### WORK REQUIRED
Reproduce every one of the following lines verbatim, omitting the pictures from your answer.

-------- DATA EXCERPTS

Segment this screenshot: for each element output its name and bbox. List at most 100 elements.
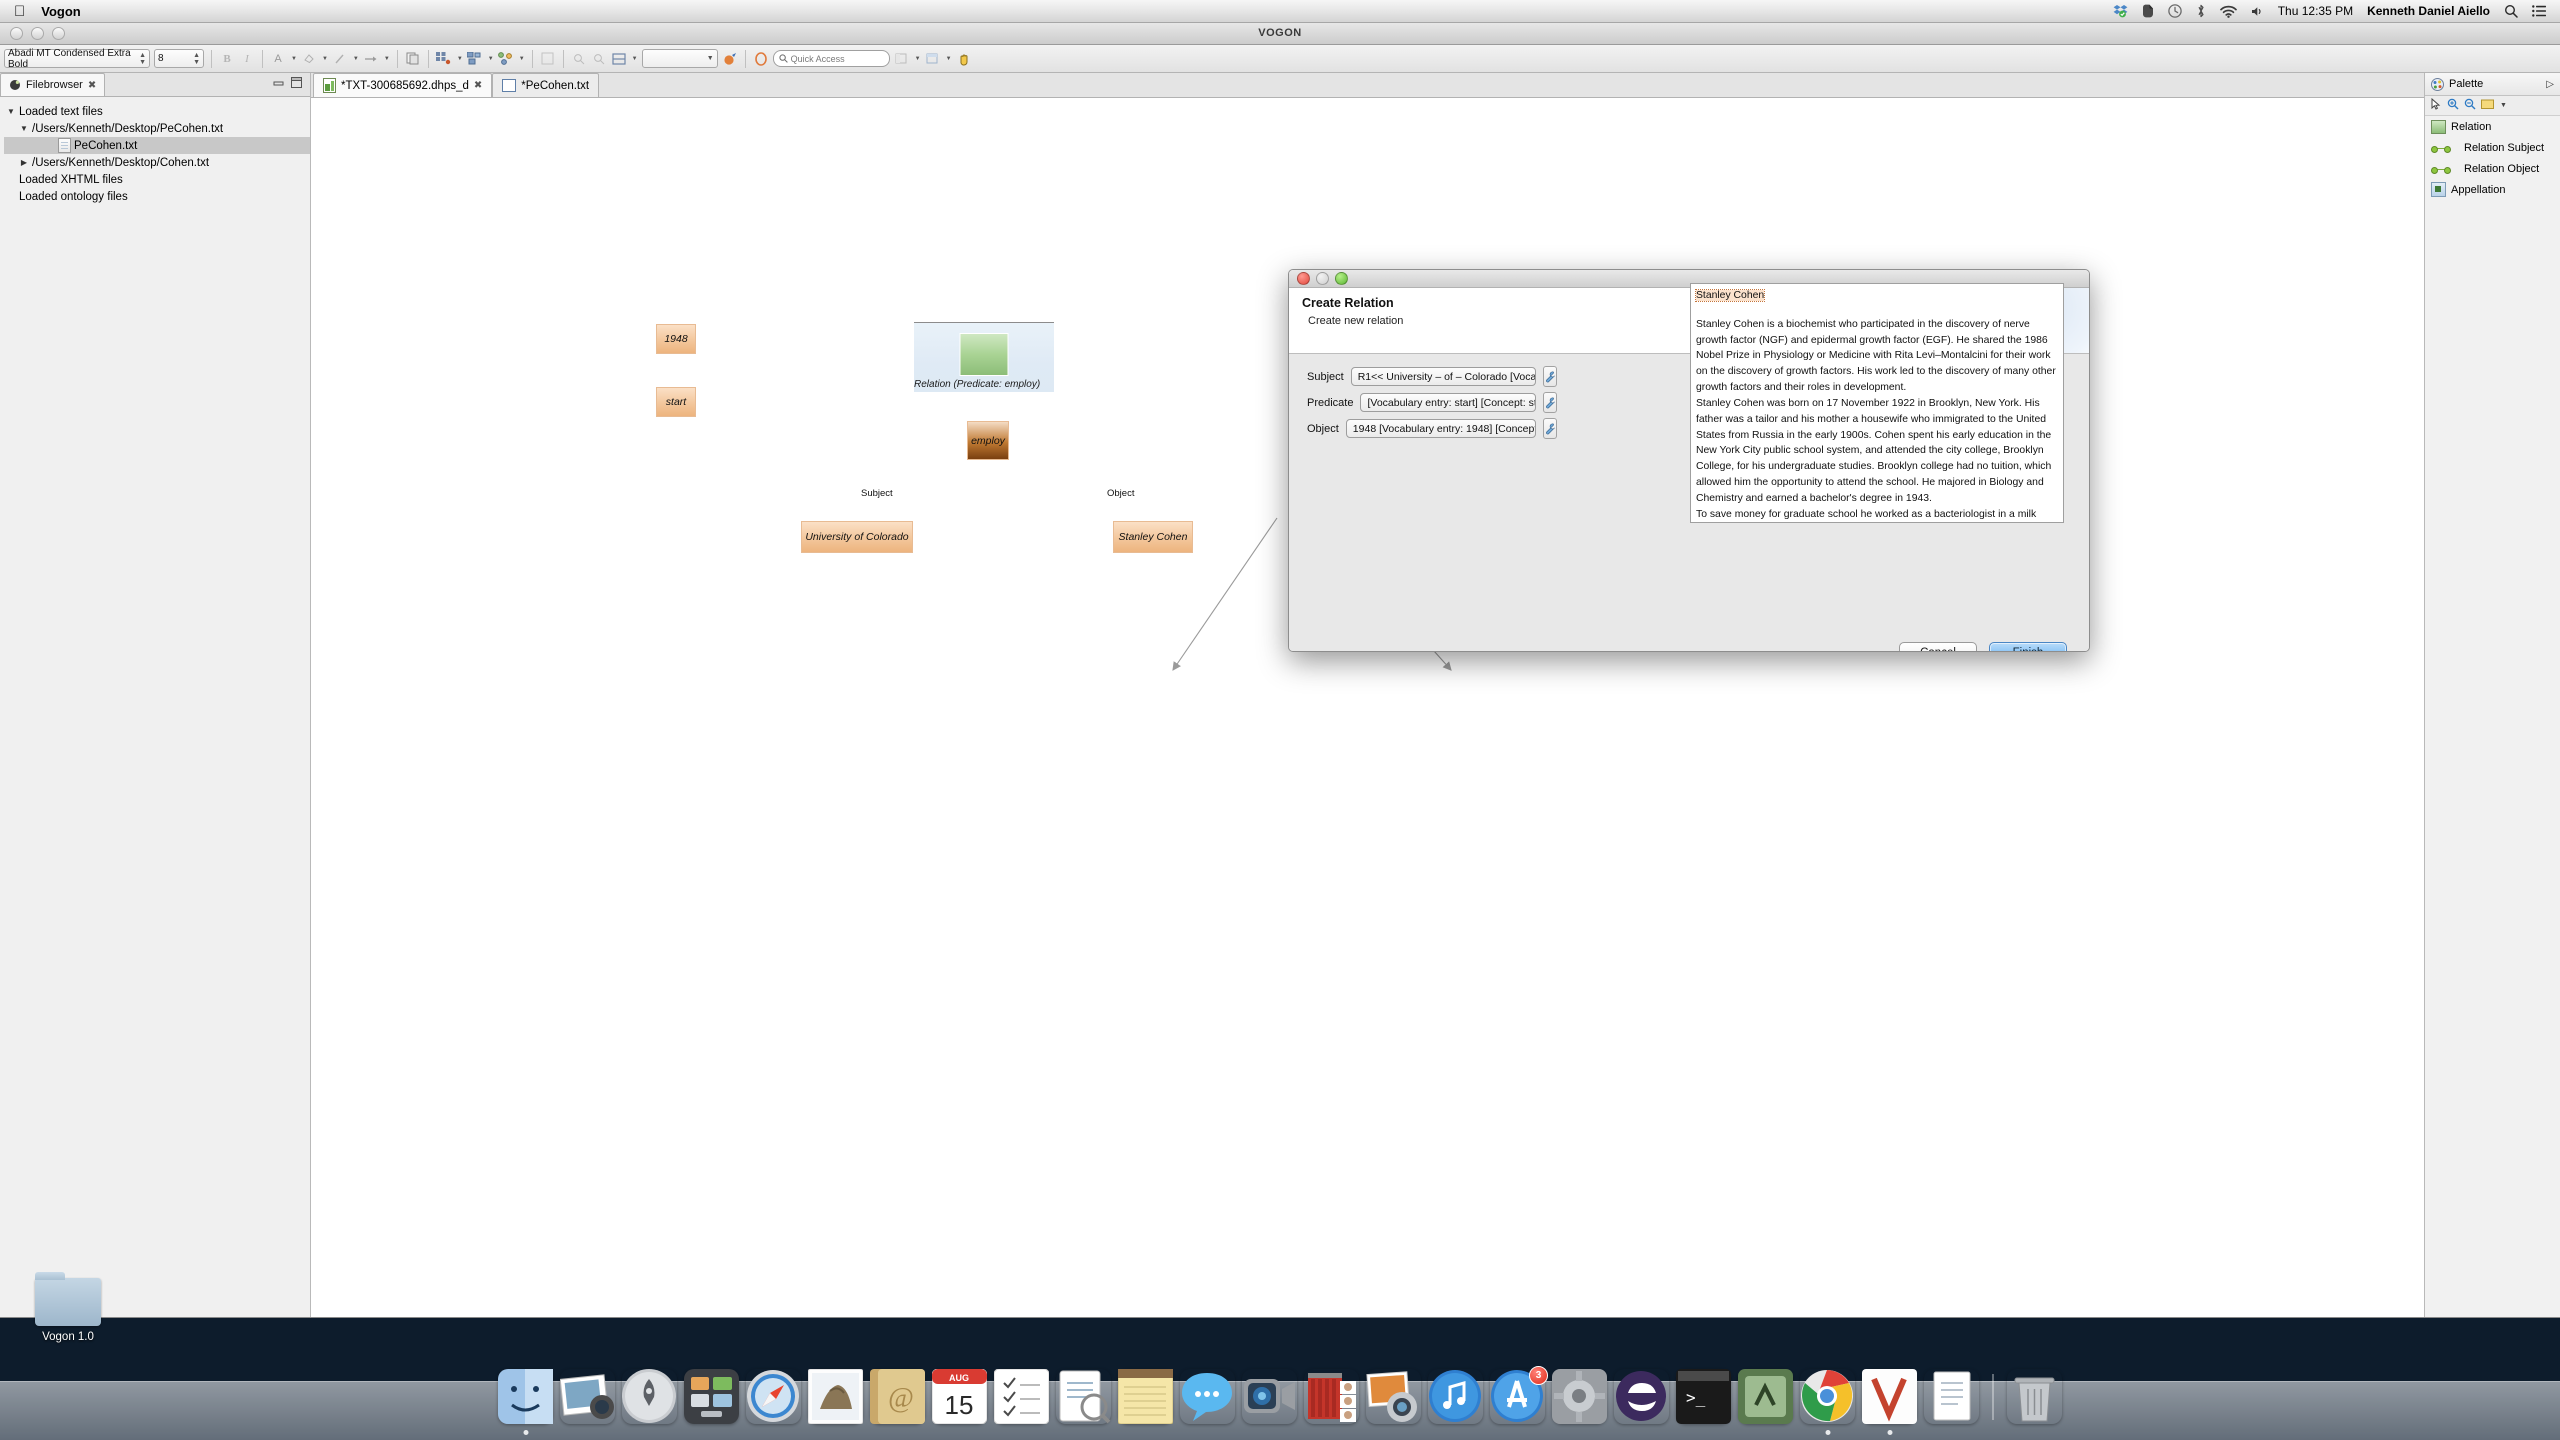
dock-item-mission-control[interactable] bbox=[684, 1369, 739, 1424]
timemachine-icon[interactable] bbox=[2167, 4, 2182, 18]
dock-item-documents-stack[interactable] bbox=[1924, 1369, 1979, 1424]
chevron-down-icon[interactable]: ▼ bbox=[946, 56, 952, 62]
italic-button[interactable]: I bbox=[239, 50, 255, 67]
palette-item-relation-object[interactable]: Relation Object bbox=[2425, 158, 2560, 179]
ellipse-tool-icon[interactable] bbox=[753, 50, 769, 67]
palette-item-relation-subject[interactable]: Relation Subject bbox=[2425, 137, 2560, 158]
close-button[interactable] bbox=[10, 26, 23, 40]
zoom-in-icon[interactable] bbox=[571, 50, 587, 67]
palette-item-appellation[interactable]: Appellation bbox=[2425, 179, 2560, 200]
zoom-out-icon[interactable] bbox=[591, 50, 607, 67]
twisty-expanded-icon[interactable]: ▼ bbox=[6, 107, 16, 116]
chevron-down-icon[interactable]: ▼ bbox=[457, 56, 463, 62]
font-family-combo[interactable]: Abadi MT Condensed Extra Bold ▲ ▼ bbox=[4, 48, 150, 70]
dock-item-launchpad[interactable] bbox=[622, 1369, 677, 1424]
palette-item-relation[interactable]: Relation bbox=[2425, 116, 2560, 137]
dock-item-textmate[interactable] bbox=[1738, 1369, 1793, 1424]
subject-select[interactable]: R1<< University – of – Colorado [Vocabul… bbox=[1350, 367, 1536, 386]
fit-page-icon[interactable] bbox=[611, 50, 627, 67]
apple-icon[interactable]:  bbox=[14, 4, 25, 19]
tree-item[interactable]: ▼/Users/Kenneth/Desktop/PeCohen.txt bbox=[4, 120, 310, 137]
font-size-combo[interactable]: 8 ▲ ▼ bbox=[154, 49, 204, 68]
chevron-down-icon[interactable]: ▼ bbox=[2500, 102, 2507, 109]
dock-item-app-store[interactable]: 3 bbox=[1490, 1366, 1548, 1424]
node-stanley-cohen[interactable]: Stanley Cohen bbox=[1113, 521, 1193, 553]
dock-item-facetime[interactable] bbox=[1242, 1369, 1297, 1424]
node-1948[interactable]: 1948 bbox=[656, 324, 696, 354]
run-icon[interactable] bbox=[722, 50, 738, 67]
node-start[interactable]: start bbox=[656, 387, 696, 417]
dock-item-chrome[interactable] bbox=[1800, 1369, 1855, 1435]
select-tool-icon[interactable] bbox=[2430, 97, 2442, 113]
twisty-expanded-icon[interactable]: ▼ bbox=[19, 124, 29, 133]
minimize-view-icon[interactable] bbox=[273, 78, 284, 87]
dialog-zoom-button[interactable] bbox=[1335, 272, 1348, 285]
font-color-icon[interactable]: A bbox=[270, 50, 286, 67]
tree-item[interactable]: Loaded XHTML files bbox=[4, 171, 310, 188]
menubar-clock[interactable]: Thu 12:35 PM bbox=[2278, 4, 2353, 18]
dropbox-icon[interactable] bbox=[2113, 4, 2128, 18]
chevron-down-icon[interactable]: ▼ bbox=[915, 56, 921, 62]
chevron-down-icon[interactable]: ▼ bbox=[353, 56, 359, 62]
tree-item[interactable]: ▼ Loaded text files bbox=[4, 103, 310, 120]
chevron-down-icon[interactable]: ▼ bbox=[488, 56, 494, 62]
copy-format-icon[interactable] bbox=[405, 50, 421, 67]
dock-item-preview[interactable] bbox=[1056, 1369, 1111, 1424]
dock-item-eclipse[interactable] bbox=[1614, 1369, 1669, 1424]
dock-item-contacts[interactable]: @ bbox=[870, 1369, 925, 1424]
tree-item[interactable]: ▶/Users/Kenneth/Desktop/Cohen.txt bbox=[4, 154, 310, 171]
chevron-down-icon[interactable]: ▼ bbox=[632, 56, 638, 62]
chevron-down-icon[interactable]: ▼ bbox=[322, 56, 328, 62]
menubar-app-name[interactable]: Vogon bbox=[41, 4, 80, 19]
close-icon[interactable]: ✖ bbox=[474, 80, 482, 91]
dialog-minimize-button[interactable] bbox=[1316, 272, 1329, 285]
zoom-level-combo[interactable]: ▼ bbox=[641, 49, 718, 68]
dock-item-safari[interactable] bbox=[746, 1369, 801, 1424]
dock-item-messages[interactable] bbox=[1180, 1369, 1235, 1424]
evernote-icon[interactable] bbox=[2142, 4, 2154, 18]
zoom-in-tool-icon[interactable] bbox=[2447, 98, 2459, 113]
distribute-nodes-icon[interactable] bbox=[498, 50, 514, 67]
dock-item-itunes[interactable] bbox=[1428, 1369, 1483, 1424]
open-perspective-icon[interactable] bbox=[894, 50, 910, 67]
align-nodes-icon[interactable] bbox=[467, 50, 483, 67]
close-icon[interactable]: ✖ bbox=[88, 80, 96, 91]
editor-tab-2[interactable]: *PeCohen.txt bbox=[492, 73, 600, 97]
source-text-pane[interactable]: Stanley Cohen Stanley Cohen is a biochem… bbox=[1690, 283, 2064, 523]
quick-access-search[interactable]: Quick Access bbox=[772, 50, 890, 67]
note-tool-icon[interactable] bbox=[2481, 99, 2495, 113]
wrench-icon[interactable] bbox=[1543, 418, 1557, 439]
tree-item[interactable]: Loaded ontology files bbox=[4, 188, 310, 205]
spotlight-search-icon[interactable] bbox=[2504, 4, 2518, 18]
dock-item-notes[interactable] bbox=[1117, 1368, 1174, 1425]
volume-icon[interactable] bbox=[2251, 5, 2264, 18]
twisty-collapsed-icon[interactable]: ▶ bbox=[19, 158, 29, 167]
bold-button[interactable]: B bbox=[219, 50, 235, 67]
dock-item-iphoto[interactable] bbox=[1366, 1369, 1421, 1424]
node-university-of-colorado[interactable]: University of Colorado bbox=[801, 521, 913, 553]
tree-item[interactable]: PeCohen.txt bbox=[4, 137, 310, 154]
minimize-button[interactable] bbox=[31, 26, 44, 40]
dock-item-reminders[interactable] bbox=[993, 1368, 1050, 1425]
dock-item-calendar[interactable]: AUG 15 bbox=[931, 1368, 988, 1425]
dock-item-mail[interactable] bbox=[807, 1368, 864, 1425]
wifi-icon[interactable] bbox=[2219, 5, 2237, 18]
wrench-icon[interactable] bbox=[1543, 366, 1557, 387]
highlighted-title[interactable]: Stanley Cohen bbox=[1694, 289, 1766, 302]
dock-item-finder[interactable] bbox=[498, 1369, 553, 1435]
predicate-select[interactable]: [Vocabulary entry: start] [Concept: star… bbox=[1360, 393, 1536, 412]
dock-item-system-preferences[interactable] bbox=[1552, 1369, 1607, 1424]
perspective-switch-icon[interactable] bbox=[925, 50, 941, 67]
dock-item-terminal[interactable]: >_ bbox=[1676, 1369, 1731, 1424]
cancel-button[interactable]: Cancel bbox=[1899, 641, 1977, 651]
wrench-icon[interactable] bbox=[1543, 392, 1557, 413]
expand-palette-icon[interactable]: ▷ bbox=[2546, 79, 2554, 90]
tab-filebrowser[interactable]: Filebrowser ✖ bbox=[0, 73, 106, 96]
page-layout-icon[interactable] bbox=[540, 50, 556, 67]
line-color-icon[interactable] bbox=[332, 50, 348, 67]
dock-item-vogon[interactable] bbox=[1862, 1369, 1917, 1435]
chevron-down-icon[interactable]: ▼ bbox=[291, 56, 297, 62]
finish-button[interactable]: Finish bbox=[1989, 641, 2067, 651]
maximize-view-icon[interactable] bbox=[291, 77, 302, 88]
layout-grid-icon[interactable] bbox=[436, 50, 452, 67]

----------------

### REPLY TO THE TASK
Segment this screenshot: for each element output its name and bbox. List at most 100 elements.
dock-item-mission-control[interactable] bbox=[684, 1369, 739, 1424]
timemachine-icon[interactable] bbox=[2167, 4, 2182, 18]
dock-item-documents-stack[interactable] bbox=[1924, 1369, 1979, 1424]
chevron-down-icon[interactable]: ▼ bbox=[946, 56, 952, 62]
italic-button[interactable]: I bbox=[239, 50, 255, 67]
palette-item-relation-object[interactable]: Relation Object bbox=[2425, 158, 2560, 179]
ellipse-tool-icon[interactable] bbox=[753, 50, 769, 67]
palette-item-relation-subject[interactable]: Relation Subject bbox=[2425, 137, 2560, 158]
close-button[interactable] bbox=[10, 26, 23, 40]
zoom-in-icon[interactable] bbox=[571, 50, 587, 67]
palette-item-appellation[interactable]: Appellation bbox=[2425, 179, 2560, 200]
zoom-out-icon[interactable] bbox=[591, 50, 607, 67]
twisty-expanded-icon[interactable]: ▼ bbox=[6, 107, 16, 116]
chevron-down-icon[interactable]: ▼ bbox=[457, 56, 463, 62]
font-family-combo[interactable]: Abadi MT Condensed Extra Bold ▲ ▼ bbox=[4, 48, 150, 70]
dock-item-launchpad[interactable] bbox=[622, 1369, 677, 1424]
palette-item-relation[interactable]: Relation bbox=[2425, 116, 2560, 137]
dock-item-textmate[interactable] bbox=[1738, 1369, 1793, 1424]
subject-select[interactable]: R1<< University – of – Colorado [Vocabul… bbox=[1350, 367, 1536, 386]
fit-page-icon[interactable] bbox=[611, 50, 627, 67]
apple-icon[interactable]:  bbox=[14, 4, 25, 19]
tree-item[interactable]: ▼/Users/Kenneth/Desktop/PeCohen.txt bbox=[4, 120, 310, 137]
font-size-combo[interactable]: 8 ▲ ▼ bbox=[154, 49, 204, 68]
chevron-down-icon[interactable]: ▼ bbox=[2500, 102, 2507, 109]
dock-item-app-store[interactable]: 3 bbox=[1490, 1366, 1548, 1424]
node-stanley-cohen[interactable]: Stanley Cohen bbox=[1113, 521, 1193, 553]
dock-item-facetime[interactable] bbox=[1242, 1369, 1297, 1424]
node-1948[interactable]: 1948 bbox=[656, 324, 696, 354]
run-icon[interactable] bbox=[722, 50, 738, 67]
node-start[interactable]: start bbox=[656, 387, 696, 417]
dock-item-chrome[interactable] bbox=[1800, 1369, 1855, 1435]
select-tool-icon[interactable] bbox=[2430, 97, 2442, 113]
twisty-expanded-icon[interactable]: ▼ bbox=[19, 124, 29, 133]
minimize-view-icon[interactable] bbox=[273, 78, 284, 87]
dialog-zoom-button[interactable] bbox=[1335, 272, 1348, 285]
font-color-icon[interactable]: A bbox=[270, 50, 286, 67]
tree-item[interactable]: Loaded XHTML files bbox=[4, 171, 310, 188]
menubar-clock[interactable]: Thu 12:35 PM bbox=[2278, 4, 2353, 18]
dropbox-icon[interactable] bbox=[2113, 4, 2128, 18]
chevron-down-icon[interactable]: ▼ bbox=[915, 56, 921, 62]
chevron-down-icon[interactable]: ▼ bbox=[353, 56, 359, 62]
tree-item[interactable]: ▼ Loaded text files bbox=[4, 103, 310, 120]
chevron-down-icon[interactable]: ▼ bbox=[488, 56, 494, 62]
copy-format-icon[interactable] bbox=[405, 50, 421, 67]
dock-item-preview[interactable] bbox=[1056, 1369, 1111, 1424]
dock-item-eclipse[interactable] bbox=[1614, 1369, 1669, 1424]
dock-item-contacts[interactable]: @ bbox=[870, 1369, 925, 1424]
tree-item[interactable]: ▶/Users/Kenneth/Desktop/Cohen.txt bbox=[4, 154, 310, 171]
chevron-down-icon[interactable]: ▼ bbox=[632, 56, 638, 62]
chevron-down-icon[interactable]: ▼ bbox=[322, 56, 328, 62]
menubar-app-name[interactable]: Vogon bbox=[41, 4, 80, 19]
close-icon[interactable]: ✖ bbox=[474, 80, 482, 91]
dialog-minimize-button[interactable] bbox=[1316, 272, 1329, 285]
zoom-level-combo[interactable]: ▼ bbox=[641, 49, 718, 68]
dock-item-safari[interactable] bbox=[746, 1369, 801, 1424]
dock-item-messages[interactable] bbox=[1180, 1369, 1235, 1424]
evernote-icon[interactable] bbox=[2142, 4, 2154, 18]
zoom-in-tool-icon[interactable] bbox=[2447, 98, 2459, 113]
distribute-nodes-icon[interactable] bbox=[498, 50, 514, 67]
dock-item-itunes[interactable] bbox=[1428, 1369, 1483, 1424]
open-perspective-icon[interactable] bbox=[894, 50, 910, 67]
align-nodes-icon[interactable] bbox=[467, 50, 483, 67]
close-icon[interactable]: ✖ bbox=[88, 80, 96, 91]
editor-tab-2[interactable]: *PeCohen.txt bbox=[492, 73, 600, 97]
source-text-pane[interactable]: Stanley Cohen Stanley Cohen is a biochem… bbox=[1690, 283, 2064, 523]
quick-access-search[interactable]: Quick Access bbox=[772, 50, 890, 67]
note-tool-icon[interactable] bbox=[2481, 99, 2495, 113]
wrench-icon[interactable] bbox=[1543, 418, 1557, 439]
tree-item[interactable]: Loaded ontology files bbox=[4, 188, 310, 205]
spotlight-search-icon[interactable] bbox=[2504, 4, 2518, 18]
dock-item-notes[interactable] bbox=[1117, 1368, 1174, 1425]
volume-icon[interactable] bbox=[2251, 5, 2264, 18]
twisty-collapsed-icon[interactable]: ▶ bbox=[19, 158, 29, 167]
bold-button[interactable]: B bbox=[219, 50, 235, 67]
dock-item-iphoto[interactable] bbox=[1366, 1369, 1421, 1424]
node-university-of-colorado[interactable]: University of Colorado bbox=[801, 521, 913, 553]
tree-item[interactable]: PeCohen.txt bbox=[4, 137, 310, 154]
minimize-button[interactable] bbox=[31, 26, 44, 40]
dock-item-reminders[interactable] bbox=[993, 1368, 1050, 1425]
dock-item-calendar[interactable]: AUG 15 bbox=[931, 1368, 988, 1425]
dock-item-mail[interactable] bbox=[807, 1368, 864, 1425]
wifi-icon[interactable] bbox=[2219, 5, 2237, 18]
wrench-icon[interactable] bbox=[1543, 366, 1557, 387]
highlighted-title[interactable]: Stanley Cohen bbox=[1694, 289, 1766, 302]
dock-item-finder[interactable] bbox=[498, 1369, 553, 1435]
predicate-select[interactable]: [Vocabulary entry: start] [Concept: star… bbox=[1360, 393, 1536, 412]
dock-item-system-preferences[interactable] bbox=[1552, 1369, 1607, 1424]
perspective-switch-icon[interactable] bbox=[925, 50, 941, 67]
dock-item-terminal[interactable]: >_ bbox=[1676, 1369, 1731, 1424]
cancel-button[interactable]: Cancel bbox=[1899, 641, 1977, 651]
wrench-icon[interactable] bbox=[1543, 392, 1557, 413]
expand-palette-icon[interactable]: ▷ bbox=[2546, 79, 2554, 90]
tab-filebrowser[interactable]: Filebrowser ✖ bbox=[0, 73, 106, 96]
page-layout-icon[interactable] bbox=[540, 50, 556, 67]
line-color-icon[interactable] bbox=[332, 50, 348, 67]
dock-item-vogon[interactable] bbox=[1862, 1369, 1917, 1435]
chevron-down-icon[interactable]: ▼ bbox=[291, 56, 297, 62]
finish-button[interactable]: Finish bbox=[1989, 641, 2067, 651]
maximize-view-icon[interactable] bbox=[291, 77, 302, 88]
layout-grid-icon[interactable] bbox=[436, 50, 452, 67]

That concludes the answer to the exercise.